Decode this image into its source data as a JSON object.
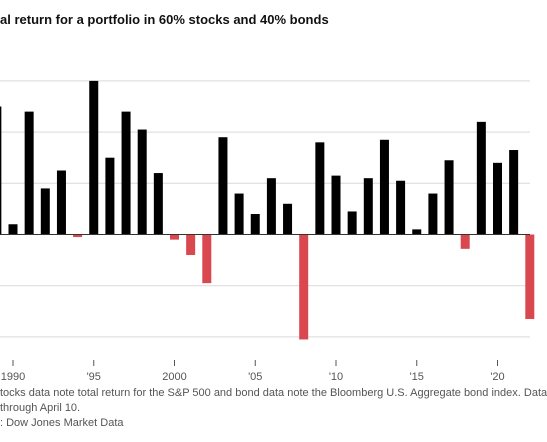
{
  "chart_data": {
    "type": "bar",
    "title": "al return for a portfolio in 60% stocks and 40% bonds",
    "x": [
      1989,
      1990,
      1991,
      1992,
      1993,
      1994,
      1995,
      1996,
      1997,
      1998,
      1999,
      2000,
      2001,
      2002,
      2003,
      2004,
      2005,
      2006,
      2007,
      2008,
      2009,
      2010,
      2011,
      2012,
      2013,
      2014,
      2015,
      2016,
      2017,
      2018,
      2019,
      2020,
      2021,
      2022
    ],
    "values": [
      25,
      2,
      24,
      9,
      12.5,
      -0.5,
      30,
      15,
      24,
      20.5,
      12,
      -1,
      -4,
      -9.5,
      19,
      8,
      4,
      11,
      6,
      -20.5,
      18,
      11.5,
      4.5,
      11,
      18.5,
      10.5,
      1,
      8,
      14.5,
      -2.8,
      22,
      14,
      16.5,
      -16.5
    ],
    "ylim": [
      -20,
      30
    ],
    "ygrid": [
      30,
      20,
      10,
      0,
      -10,
      -20
    ],
    "grid": true,
    "positive_color": "#000000",
    "negative_color": "#d9484f",
    "xticks": [
      {
        "year": 1990,
        "label": "1990"
      },
      {
        "year": 1995,
        "label": "'95"
      },
      {
        "year": 2000,
        "label": "2000"
      },
      {
        "year": 2005,
        "label": "'05"
      },
      {
        "year": 2010,
        "label": "'10"
      },
      {
        "year": 2015,
        "label": "'15"
      },
      {
        "year": 2020,
        "label": "'20"
      }
    ]
  },
  "notes": [
    "tocks data note total return for the S&P 500 and bond data note the Bloomberg U.S. Aggregate bond index. Data",
    " through April 10.",
    ": Dow Jones Market Data"
  ]
}
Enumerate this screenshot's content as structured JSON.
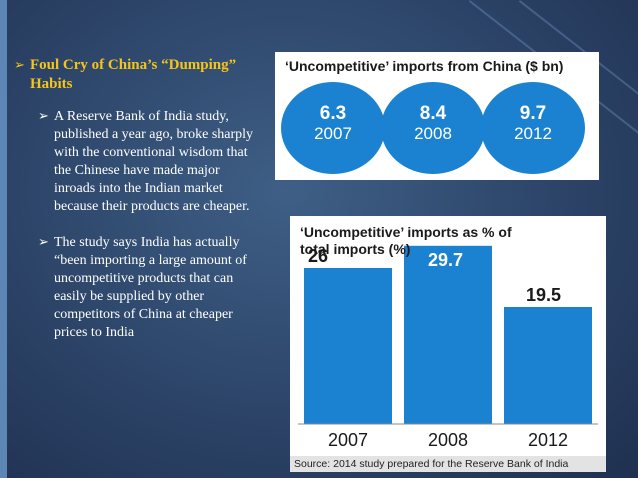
{
  "left": {
    "heading": "Foul Cry of China’s “Dumping” Habits",
    "bullets": [
      "A Reserve Bank of India study, published a year ago, broke sharply with the conventional wisdom that the Chinese have made major inroads into the Indian market because their products are cheaper.",
      "The study says India has actually “been importing a large amount of uncompetitive products that can easily be supplied by other competitors of China at cheaper prices to India"
    ]
  },
  "top_panel": {
    "title": "‘Uncompetitive’ imports from China ($ bn)",
    "items": [
      {
        "value": "6.3",
        "year": "2007"
      },
      {
        "value": "8.4",
        "year": "2008"
      },
      {
        "value": "9.7",
        "year": "2012"
      }
    ]
  },
  "chart_data": {
    "type": "bar",
    "title": "‘Uncompetitive’ imports as % of total imports (%)",
    "categories": [
      "2007",
      "2008",
      "2012"
    ],
    "values": [
      26,
      29.7,
      19.5
    ],
    "value_labels": [
      "26",
      "29.7",
      "19.5"
    ],
    "ylim": [
      0,
      32
    ],
    "bar_color": "#1b82d2",
    "source": "Source: 2014 study prepared for the Reserve Bank of India"
  },
  "colors": {
    "heading": "#f5c518",
    "bubble": "#1b82d2",
    "background": "#2c4468"
  }
}
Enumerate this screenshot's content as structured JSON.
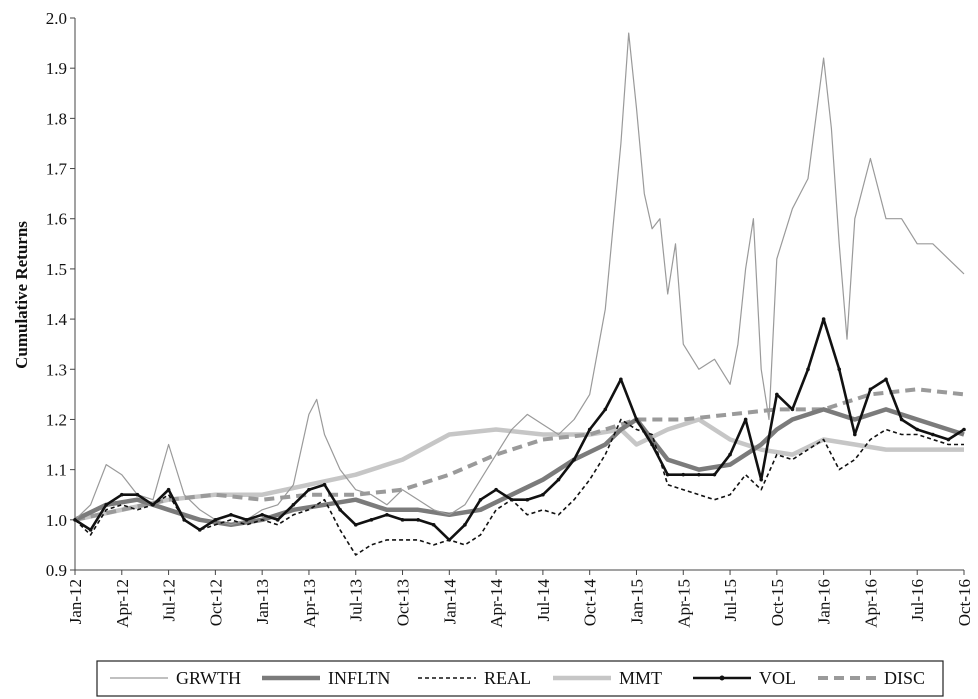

# # #

Exercise details: From the listing above, copy every line that holds the string "total".

Exercise answer:
    "tocks data note total return for the S&P 500 and bond data note the Bloomberg U.S. Aggregate bond index. Data",
    "title": "‘Uncompetitive’ imports as % of total imports (%)",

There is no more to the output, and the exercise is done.